-------- Given records --------

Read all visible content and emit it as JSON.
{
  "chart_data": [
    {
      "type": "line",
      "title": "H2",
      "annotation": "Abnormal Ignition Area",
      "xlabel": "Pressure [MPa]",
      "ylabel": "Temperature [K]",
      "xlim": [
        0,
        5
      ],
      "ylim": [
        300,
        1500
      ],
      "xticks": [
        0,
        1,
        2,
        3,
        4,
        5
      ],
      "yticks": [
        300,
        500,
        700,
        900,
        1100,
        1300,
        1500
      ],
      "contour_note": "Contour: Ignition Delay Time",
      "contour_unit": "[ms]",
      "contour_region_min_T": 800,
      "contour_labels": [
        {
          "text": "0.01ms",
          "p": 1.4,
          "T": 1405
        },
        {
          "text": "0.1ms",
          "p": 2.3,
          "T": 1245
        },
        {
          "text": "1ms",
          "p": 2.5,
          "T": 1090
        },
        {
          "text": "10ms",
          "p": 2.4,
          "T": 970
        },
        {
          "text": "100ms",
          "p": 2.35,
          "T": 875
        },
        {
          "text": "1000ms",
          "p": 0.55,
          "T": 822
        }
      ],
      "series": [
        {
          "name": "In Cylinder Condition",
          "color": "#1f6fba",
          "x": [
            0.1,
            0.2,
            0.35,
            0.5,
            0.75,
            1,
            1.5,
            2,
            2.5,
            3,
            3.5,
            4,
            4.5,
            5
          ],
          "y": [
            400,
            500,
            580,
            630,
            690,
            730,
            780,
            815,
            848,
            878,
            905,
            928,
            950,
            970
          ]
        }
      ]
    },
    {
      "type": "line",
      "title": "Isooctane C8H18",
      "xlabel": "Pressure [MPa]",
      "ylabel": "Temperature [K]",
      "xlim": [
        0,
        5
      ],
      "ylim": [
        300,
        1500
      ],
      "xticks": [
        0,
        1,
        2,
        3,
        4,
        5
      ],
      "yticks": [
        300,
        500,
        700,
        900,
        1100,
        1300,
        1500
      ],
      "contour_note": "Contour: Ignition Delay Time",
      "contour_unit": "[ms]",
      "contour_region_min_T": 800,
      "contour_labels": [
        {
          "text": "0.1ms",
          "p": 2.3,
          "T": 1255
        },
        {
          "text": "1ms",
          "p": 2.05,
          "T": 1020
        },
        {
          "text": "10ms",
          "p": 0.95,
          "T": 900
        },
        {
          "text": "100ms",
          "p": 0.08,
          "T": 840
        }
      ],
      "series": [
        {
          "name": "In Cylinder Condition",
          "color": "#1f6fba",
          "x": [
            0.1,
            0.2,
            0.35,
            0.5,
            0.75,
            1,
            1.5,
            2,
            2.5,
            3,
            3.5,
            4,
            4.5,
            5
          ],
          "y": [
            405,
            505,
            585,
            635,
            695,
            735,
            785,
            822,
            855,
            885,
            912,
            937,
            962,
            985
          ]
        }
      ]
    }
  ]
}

--------

• **Objective**: Recite the full listing above exactly.

• **Solution for this problem**:
Read all visible content and emit it as JSON.
{
  "chart_data": [
    {
      "type": "line",
      "title": "H2",
      "annotation": "Abnormal Ignition Area",
      "xlabel": "Pressure [MPa]",
      "ylabel": "Temperature [K]",
      "xlim": [
        0,
        5
      ],
      "ylim": [
        300,
        1500
      ],
      "xticks": [
        0,
        1,
        2,
        3,
        4,
        5
      ],
      "yticks": [
        300,
        500,
        700,
        900,
        1100,
        1300,
        1500
      ],
      "contour_note": "Contour: Ignition Delay Time",
      "contour_unit": "[ms]",
      "contour_region_min_T": 800,
      "contour_labels": [
        {
          "text": "0.01ms",
          "p": 1.4,
          "T": 1405
        },
        {
          "text": "0.1ms",
          "p": 2.3,
          "T": 1245
        },
        {
          "text": "1ms",
          "p": 2.5,
          "T": 1090
        },
        {
          "text": "10ms",
          "p": 2.4,
          "T": 970
        },
        {
          "text": "100ms",
          "p": 2.35,
          "T": 875
        },
        {
          "text": "1000ms",
          "p": 0.55,
          "T": 822
        }
      ],
      "series": [
        {
          "name": "In Cylinder Condition",
          "color": "#1f6fba",
          "x": [
            0.1,
            0.2,
            0.35,
            0.5,
            0.75,
            1,
            1.5,
            2,
            2.5,
            3,
            3.5,
            4,
            4.5,
            5
          ],
          "y": [
            400,
            500,
            580,
            630,
            690,
            730,
            780,
            815,
            848,
            878,
            905,
            928,
            950,
            970
          ]
        }
      ]
    },
    {
      "type": "line",
      "title": "Isooctane C8H18",
      "xlabel": "Pressure [MPa]",
      "ylabel": "Temperature [K]",
      "xlim": [
        0,
        5
      ],
      "ylim": [
        300,
        1500
      ],
      "xticks": [
        0,
        1,
        2,
        3,
        4,
        5
      ],
      "yticks": [
        300,
        500,
        700,
        900,
        1100,
        1300,
        1500
      ],
      "contour_note": "Contour: Ignition Delay Time",
      "contour_unit": "[ms]",
      "contour_region_min_T": 800,
      "contour_labels": [
        {
          "text": "0.1ms",
          "p": 2.3,
          "T": 1255
        },
        {
          "text": "1ms",
          "p": 2.05,
          "T": 1020
        },
        {
          "text": "10ms",
          "p": 0.95,
          "T": 900
        },
        {
          "text": "100ms",
          "p": 0.08,
          "T": 840
        }
      ],
      "series": [
        {
          "name": "In Cylinder Condition",
          "color": "#1f6fba",
          "x": [
            0.1,
            0.2,
            0.35,
            0.5,
            0.75,
            1,
            1.5,
            2,
            2.5,
            3,
            3.5,
            4,
            4.5,
            5
          ],
          "y": [
            405,
            505,
            585,
            635,
            695,
            735,
            785,
            822,
            855,
            885,
            912,
            937,
            962,
            985
          ]
        }
      ]
    }
  ]
}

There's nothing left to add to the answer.